GOAL OF THE EXERCISE. Match the string "testing" against each line below, and copy every line that matches.
━━ MATERIAL TO PROCESS ━━
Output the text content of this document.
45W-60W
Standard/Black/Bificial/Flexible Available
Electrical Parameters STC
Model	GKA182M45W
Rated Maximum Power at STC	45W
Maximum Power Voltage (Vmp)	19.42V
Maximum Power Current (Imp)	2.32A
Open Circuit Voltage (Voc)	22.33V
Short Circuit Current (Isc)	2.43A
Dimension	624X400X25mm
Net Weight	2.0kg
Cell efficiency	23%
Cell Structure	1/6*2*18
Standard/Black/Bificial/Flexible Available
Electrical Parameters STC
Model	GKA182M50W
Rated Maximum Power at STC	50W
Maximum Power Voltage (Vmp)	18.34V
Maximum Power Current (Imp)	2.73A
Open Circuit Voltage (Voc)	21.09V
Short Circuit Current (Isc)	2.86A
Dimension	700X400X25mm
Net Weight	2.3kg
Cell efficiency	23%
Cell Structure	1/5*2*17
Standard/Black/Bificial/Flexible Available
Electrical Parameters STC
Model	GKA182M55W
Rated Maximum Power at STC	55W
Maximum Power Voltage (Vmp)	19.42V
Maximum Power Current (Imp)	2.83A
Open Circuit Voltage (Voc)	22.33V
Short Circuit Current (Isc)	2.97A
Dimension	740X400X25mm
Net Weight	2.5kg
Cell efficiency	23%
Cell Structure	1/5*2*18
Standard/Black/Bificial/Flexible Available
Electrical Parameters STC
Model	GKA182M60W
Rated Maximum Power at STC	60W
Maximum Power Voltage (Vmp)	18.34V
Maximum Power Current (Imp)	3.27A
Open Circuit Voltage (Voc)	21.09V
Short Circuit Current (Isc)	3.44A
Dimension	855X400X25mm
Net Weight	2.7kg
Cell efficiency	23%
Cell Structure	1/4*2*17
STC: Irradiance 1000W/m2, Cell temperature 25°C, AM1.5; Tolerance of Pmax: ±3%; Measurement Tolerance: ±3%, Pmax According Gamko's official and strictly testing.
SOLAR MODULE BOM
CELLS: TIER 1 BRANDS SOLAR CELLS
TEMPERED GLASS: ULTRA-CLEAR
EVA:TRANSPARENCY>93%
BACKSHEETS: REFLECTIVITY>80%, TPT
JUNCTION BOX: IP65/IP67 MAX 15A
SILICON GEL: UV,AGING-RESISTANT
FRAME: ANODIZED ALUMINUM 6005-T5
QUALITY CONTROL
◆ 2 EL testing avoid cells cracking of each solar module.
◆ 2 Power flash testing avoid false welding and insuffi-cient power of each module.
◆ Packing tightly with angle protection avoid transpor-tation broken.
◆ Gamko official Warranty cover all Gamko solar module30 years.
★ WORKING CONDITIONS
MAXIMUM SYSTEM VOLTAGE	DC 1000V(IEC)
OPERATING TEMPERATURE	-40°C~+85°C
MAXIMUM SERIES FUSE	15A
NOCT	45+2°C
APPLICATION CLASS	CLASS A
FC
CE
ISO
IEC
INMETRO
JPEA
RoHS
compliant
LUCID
━━━
EXPECTED ANSWER.
STC: Irradiance 1000W/m2, Cell temperature 25°C, AM1.5; Tolerance of Pmax: ±3%; Measurement Tolerance: ±3%, Pmax According Gamko's official and strictly testing.
◆ 2 EL testing avoid cells cracking of each solar module.
◆ 2 Power flash testing avoid false welding and insuffi-cient power of each module.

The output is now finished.